§ **Excerpted data**
========================

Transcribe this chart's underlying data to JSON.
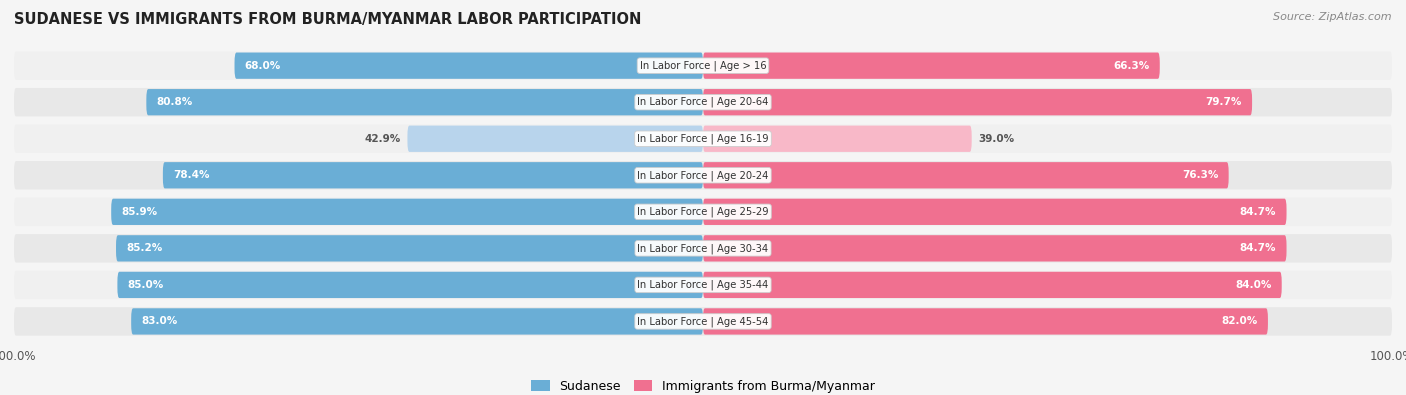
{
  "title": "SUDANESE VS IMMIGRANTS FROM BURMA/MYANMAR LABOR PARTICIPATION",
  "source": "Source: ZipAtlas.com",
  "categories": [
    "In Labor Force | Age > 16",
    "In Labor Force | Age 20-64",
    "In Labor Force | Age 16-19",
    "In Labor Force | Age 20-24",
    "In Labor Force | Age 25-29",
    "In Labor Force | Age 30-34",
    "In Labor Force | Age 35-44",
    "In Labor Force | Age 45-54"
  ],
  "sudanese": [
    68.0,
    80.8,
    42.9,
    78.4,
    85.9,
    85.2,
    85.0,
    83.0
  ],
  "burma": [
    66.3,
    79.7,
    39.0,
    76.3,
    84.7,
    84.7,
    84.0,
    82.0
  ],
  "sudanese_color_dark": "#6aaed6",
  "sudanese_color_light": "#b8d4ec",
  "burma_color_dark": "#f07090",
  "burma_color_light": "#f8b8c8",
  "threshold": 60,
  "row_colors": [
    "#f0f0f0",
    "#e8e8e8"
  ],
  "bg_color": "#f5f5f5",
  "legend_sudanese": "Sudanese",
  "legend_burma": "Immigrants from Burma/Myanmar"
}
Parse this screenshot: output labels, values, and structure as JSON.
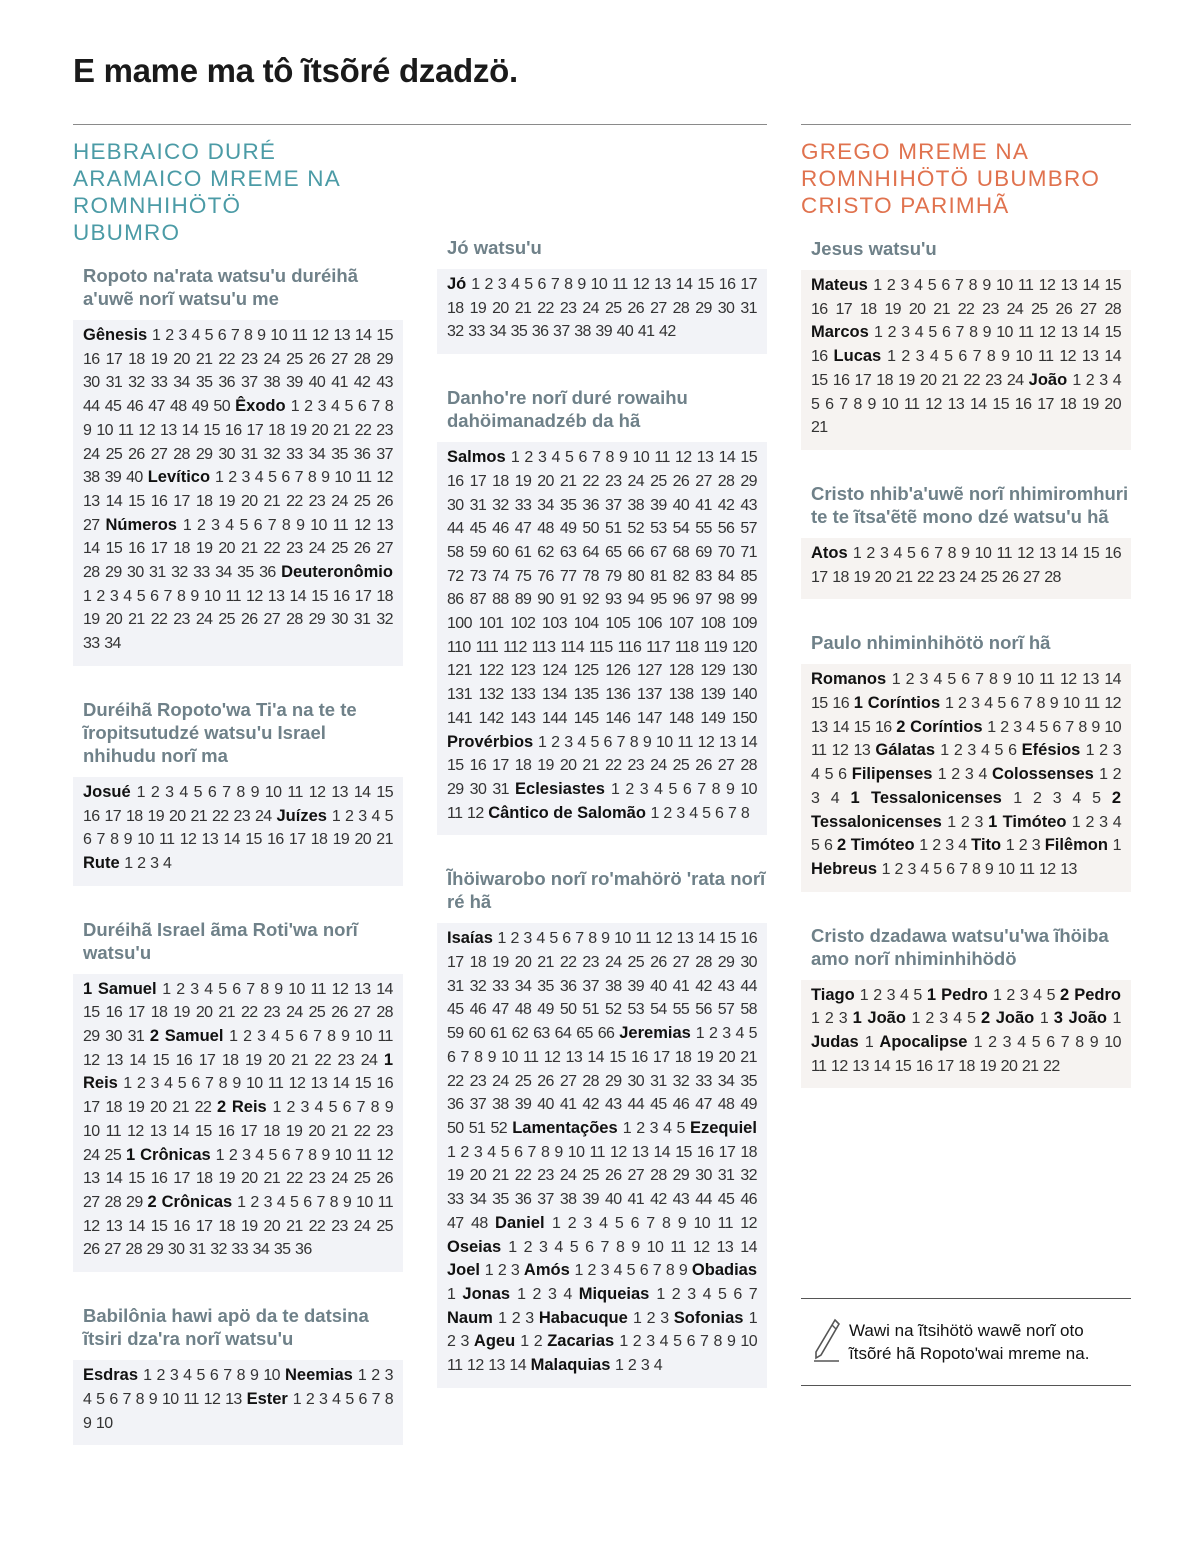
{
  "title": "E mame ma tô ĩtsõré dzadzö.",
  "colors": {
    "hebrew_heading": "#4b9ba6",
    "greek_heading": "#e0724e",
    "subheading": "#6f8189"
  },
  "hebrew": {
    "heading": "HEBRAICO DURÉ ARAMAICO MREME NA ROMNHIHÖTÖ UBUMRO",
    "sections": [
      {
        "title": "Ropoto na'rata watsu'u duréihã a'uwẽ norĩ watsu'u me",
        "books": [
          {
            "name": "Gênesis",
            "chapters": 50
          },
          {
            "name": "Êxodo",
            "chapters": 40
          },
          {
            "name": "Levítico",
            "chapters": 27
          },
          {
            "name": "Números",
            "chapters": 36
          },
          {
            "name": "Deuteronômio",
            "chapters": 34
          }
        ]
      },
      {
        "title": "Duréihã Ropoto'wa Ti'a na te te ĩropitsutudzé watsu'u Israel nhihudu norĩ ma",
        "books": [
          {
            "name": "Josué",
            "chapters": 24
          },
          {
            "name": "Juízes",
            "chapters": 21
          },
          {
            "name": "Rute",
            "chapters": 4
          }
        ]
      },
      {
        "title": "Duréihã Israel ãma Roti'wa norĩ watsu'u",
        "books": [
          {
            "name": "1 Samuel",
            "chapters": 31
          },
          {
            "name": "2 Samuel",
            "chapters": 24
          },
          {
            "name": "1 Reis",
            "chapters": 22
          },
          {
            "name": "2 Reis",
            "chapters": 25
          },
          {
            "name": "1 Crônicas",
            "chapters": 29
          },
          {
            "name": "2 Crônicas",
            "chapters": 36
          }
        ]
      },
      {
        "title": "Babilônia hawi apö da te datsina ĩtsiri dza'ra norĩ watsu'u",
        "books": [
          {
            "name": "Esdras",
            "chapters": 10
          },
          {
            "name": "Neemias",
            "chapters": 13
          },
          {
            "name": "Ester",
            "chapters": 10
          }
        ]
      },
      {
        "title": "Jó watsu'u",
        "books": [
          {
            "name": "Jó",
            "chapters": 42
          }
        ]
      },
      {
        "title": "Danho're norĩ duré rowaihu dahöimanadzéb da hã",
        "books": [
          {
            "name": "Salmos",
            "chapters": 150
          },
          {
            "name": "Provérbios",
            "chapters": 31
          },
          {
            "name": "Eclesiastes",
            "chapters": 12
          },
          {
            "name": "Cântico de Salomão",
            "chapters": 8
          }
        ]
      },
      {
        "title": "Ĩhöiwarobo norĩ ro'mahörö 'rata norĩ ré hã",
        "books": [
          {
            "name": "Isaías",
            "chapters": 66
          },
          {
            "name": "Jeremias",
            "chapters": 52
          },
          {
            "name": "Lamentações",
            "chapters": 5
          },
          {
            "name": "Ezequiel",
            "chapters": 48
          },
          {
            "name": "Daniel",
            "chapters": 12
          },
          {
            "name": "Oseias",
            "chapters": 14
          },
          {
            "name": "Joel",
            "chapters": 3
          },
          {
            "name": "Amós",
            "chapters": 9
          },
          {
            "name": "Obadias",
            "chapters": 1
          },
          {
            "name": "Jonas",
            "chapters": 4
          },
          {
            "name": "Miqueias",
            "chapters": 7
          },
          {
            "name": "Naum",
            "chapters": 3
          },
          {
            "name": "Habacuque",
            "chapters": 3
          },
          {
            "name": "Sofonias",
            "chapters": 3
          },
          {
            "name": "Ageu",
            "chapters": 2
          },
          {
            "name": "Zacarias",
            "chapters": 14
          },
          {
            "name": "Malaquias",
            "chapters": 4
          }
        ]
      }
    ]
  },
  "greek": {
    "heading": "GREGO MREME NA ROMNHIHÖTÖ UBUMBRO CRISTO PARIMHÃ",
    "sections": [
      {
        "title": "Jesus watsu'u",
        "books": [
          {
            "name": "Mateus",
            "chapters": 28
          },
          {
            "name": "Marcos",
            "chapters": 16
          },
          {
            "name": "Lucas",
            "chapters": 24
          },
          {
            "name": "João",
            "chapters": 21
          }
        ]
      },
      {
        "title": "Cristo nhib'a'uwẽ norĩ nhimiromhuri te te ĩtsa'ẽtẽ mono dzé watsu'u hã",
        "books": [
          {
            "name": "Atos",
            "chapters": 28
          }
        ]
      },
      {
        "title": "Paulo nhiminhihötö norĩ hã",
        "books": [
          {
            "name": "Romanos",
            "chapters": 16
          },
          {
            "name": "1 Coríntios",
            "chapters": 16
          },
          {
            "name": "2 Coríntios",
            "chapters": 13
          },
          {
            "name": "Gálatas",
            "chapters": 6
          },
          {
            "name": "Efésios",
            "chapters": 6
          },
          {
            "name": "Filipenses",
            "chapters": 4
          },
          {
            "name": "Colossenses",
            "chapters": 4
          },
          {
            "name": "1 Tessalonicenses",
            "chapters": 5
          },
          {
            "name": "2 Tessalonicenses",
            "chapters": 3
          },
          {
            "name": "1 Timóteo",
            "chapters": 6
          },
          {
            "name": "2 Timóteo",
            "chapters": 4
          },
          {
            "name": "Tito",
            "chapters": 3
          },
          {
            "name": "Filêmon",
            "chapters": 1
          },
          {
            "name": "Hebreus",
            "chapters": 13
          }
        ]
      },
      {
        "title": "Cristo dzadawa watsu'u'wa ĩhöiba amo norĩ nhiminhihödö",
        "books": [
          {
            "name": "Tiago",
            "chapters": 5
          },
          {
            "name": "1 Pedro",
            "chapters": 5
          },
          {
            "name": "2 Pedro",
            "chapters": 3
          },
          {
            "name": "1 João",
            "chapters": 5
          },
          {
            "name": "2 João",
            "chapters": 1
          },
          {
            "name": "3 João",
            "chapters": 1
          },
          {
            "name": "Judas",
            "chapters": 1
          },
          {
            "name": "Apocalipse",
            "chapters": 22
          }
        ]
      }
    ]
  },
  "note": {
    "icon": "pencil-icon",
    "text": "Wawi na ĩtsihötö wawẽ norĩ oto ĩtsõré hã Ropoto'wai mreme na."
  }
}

========================

§ **Given request**
Report each line in the data that holds the word "ĩtsõré".

§ **Answer to the problem**
  "title": "E mame ma tô ĩtsõré dzadzö.",
    "text": "Wawi na ĩtsihötö wawẽ norĩ oto ĩtsõré hã Ropoto'wai mreme na."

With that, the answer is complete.